-- Start Document segment --
2007-01-10
Parser Combinators
Gilad Bracha has a post on parser combinators in Smalltalk. It's a good introduction to parser combinators and how to implement them in an OO language.
Christian Plesner follows up with more details on writing and using parser combinators in Smalltalk.
Christian mentions the left recursion problem for parsing things like lists. For example this grammar:
<expr-list> -> <expr-list> "," <expr> | <expr>
With a direct translation to parser combinators you get an infinite recursion due to expr-list calling itself immediately on entry.
The solution Christian presents is a good one and we have it in the Factor parser combinator library as well. The 'list-of' combinator takes two parsers and returns a parser that parses a list of items. The first parser that 'list-of' expects is the parser for the items, and the second is the parser for the separators. For example, a parser for a comma seperated list of numbers:
'number' "," token list-of
Another combinator I recently added was 'pack'. It is for parsing items enclosed in a begin and end token. It takes three parsers. Two of them are the parsers for the begin and end tokens and the other is the parser for the body inside them. So a expression surrounded in parenthesis would be:
"(" token 'expr' ")" token pack
Or a Dylan style block:
"begin" token 'expr' <*> "end" token pack
-- End Document segment --
◆ Task list:
1. Can you print the part of the parser combinators post from "Christian Plesner follows" up to and including "immediately on entry.", word for word?
2. In the parser combinators post, how many parsers does the 'pack' combinator take?
The listing after this point is separate material, unrelated to the parser combinators post.
-- Start Material provided --
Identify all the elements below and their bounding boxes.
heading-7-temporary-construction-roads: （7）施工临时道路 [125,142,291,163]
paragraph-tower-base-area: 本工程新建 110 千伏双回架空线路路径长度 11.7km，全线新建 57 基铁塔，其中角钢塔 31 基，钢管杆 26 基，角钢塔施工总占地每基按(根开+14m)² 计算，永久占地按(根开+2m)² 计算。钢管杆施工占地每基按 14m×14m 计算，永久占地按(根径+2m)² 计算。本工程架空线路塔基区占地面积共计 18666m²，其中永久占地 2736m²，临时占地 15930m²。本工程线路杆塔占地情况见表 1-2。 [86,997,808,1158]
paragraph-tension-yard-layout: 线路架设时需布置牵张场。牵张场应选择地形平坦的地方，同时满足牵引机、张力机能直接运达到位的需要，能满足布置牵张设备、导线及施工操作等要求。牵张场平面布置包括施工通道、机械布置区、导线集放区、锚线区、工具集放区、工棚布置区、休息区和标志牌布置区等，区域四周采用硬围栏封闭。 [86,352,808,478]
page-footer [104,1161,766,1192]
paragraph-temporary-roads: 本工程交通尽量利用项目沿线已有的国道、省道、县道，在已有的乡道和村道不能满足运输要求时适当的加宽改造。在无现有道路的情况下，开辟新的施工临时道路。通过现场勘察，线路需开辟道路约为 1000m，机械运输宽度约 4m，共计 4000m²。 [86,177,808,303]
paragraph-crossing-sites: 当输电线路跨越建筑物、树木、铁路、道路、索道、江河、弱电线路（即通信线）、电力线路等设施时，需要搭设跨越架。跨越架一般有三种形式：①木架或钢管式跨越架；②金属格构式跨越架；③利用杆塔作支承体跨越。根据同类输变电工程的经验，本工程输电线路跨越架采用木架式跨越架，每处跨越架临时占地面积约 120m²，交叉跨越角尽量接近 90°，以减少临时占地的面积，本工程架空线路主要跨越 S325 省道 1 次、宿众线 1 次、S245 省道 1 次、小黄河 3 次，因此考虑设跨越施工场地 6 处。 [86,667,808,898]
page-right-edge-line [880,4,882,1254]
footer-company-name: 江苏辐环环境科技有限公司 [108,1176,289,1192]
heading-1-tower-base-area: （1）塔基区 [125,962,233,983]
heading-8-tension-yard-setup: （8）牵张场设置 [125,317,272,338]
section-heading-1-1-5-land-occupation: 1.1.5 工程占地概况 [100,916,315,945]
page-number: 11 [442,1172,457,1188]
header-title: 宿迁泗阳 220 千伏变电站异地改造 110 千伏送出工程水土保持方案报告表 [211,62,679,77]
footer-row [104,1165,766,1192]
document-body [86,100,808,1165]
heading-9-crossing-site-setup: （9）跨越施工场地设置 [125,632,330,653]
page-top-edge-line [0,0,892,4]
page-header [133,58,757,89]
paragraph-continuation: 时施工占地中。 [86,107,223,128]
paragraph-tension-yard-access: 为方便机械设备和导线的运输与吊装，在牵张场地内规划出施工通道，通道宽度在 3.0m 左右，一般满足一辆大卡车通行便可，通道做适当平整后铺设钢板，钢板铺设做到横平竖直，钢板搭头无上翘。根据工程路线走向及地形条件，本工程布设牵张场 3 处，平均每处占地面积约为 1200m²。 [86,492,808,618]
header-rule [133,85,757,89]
-- End Material provided --
◆ Responses per task:
1.
Christian Plesner follows up with more details on writing and using parser combinators in Smalltalk.
Christian mentions the left recursion problem for parsing things like lists. For example this grammar:
<expr-list> -> <expr-list> "," <expr> | <expr>
With a direct translation to parser combinators you get an infinite recursion due to expr-list calling itself immediately on entry.

2. Three